Exercise directions: Determine how many lines contain the string "Stop", then reply with that figure only.

— Begin —

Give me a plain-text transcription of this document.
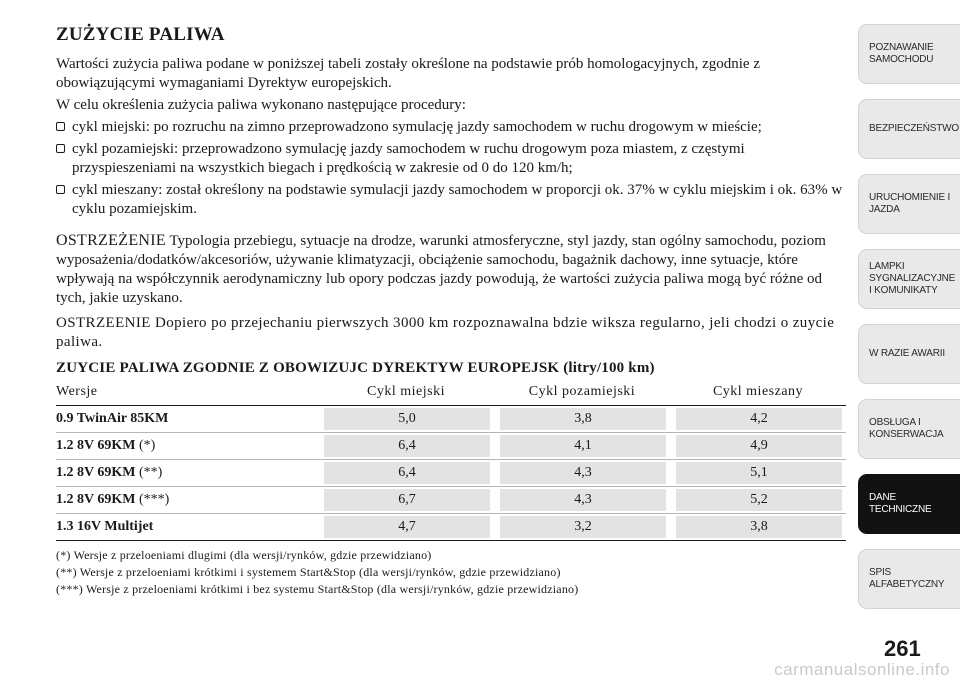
ZUŻYCIE PALIWA

Wartości zużycia paliwa podane w poniższej tabeli zostały określone na podstawie prób homologacyjnych, zgodnie z obowiązującymi wymaganiami Dyrektyw europejskich.

W celu określenia zużycia paliwa wykonano następujące procedury:

cykl miejski: po rozruchu na zimno przeprowadzono symulację jazdy samochodem w ruchu drogowym w mieście;
cykl pozamiejski: przeprowadzono symulację jazdy samochodem w ruchu drogowym poza miastem, z częstymi przyspieszeniami na wszystkich biegach i prędkością w zakresie od 0 do 120 km/h;
cykl mieszany: został określony na podstawie symulacji jazdy samochodem w proporcji ok. 37% w cyklu miejskim i ok. 63% w cyklu pozamiejskim.

OSTRZEŻENIE Typologia przebiegu, sytuacje na drodze, warunki atmosferyczne, styl jazdy, stan ogólny samochodu, poziom wyposażenia/dodatków/akcesoriów, używanie klimatyzacji, obciążenie samochodu, bagażnik dachowy, inne sytuacje, które wpływają na współczynnik aerodynamiczny lub opory podczas jazdy powodują, że wartości zużycia paliwa mogą być różne od tych, jakie uzyskano.

OSTRZEENIE Dopiero po przejechaniu pierwszych 3000 km rozpoznawalna bdzie wiksza regularno, jeli chodzi o zuycie paliwa.

ZUYCIE PALIWA ZGODNIE Z OBOWIZUJC DYREKTYW EUROPEJSK (litry/100 km)
Wersje	Cykl miejski	Cykl pozamiejski	Cykl mieszany
0.9 TwinAir 85KM	5,0	3,8	4,2

1.2 8V 69KM (*)	6,4	4,1	4,9

1.2 8V 69KM (**)	6,4	4,3	5,1

1.2 8V 69KM (***)	6,7	4,3	5,2

1.3 16V Multijet	4,7	3,2	3,8
(*) Wersje z przeloeniami dlugimi (dla wersji/rynków, gdzie przewidziano)
(**) Wersje z przeloeniami krótkimi i systemem Start&Stop (dla wersji/rynków, gdzie przewidziano)
(***) Wersje z przeloeniami krótkimi i bez systemu Start&Stop (dla wersji/rynków, gdzie przewidziano)
POZNAWANIE
SAMOCHODU
BEZPIECZEŃSTWO
URUCHOMIENIE I
JAZDA
LAMPKI
SYGNALIZACYJNE
I KOMUNIKATY
W RAZIE AWARII
OBSŁUGA I
KONSERWACJA
DANE
TECHNICZNE
SPIS
ALFABETYCZNY
261
carmanualsonline.info
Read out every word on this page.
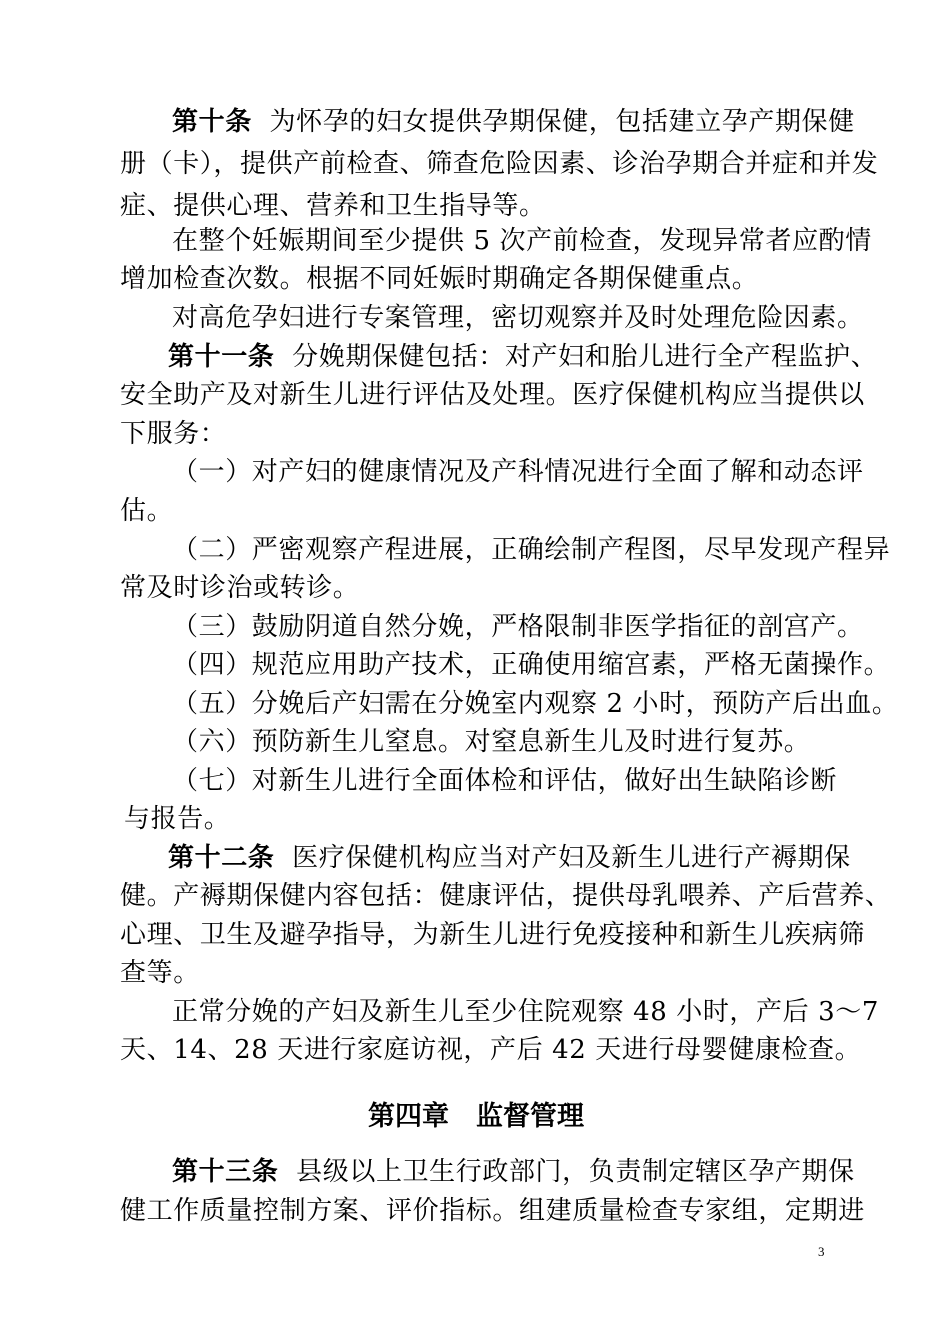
第十条 为怀孕的妇女提供孕期保健，包括建立孕产期保健
册（卡），提供产前检查、筛查危险因素、诊治孕期合并症和并发
症、提供心理、营养和卫生指导等。
在整个妊娠期间至少提供 5 次产前检查，发现异常者应酌情
增加检查次数。根据不同妊娠时期确定各期保健重点。
对高危孕妇进行专案管理，密切观察并及时处理危险因素。
第十一条 分娩期保健包括：对产妇和胎儿进行全产程监护、
安全助产及对新生儿进行评估及处理。医疗保健机构应当提供以
下服务：
（一）对产妇的健康情况及产科情况进行全面了解和动态评
估。
（二）严密观察产程进展，正确绘制产程图，尽早发现产程异
常及时诊治或转诊。
（三）鼓励阴道自然分娩，严格限制非医学指征的剖宫产。
（四）规范应用助产技术，正确使用缩宫素，严格无菌操作。
（五）分娩后产妇需在分娩室内观察 2 小时，预防产后出血。
（六）预防新生儿窒息。对窒息新生儿及时进行复苏。
（七）对新生儿进行全面体检和评估，做好出生缺陷诊断
与报告。
第十二条 医疗保健机构应当对产妇及新生儿进行产褥期保
健。产褥期保健内容包括：健康评估，提供母乳喂养、产后营养、
心理、卫生及避孕指导，为新生儿进行免疫接种和新生儿疾病筛
查等。
正常分娩的产妇及新生儿至少住院观察 48 小时，产后 3～7
天、14、28 天进行家庭访视，产后 42 天进行母婴健康检查。
第四章　监督管理
第十三条 县级以上卫生行政部门，负责制定辖区孕产期保
健工作质量控制方案、评价指标。组建质量检查专家组，定期进
3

— End —

Exercise result: 2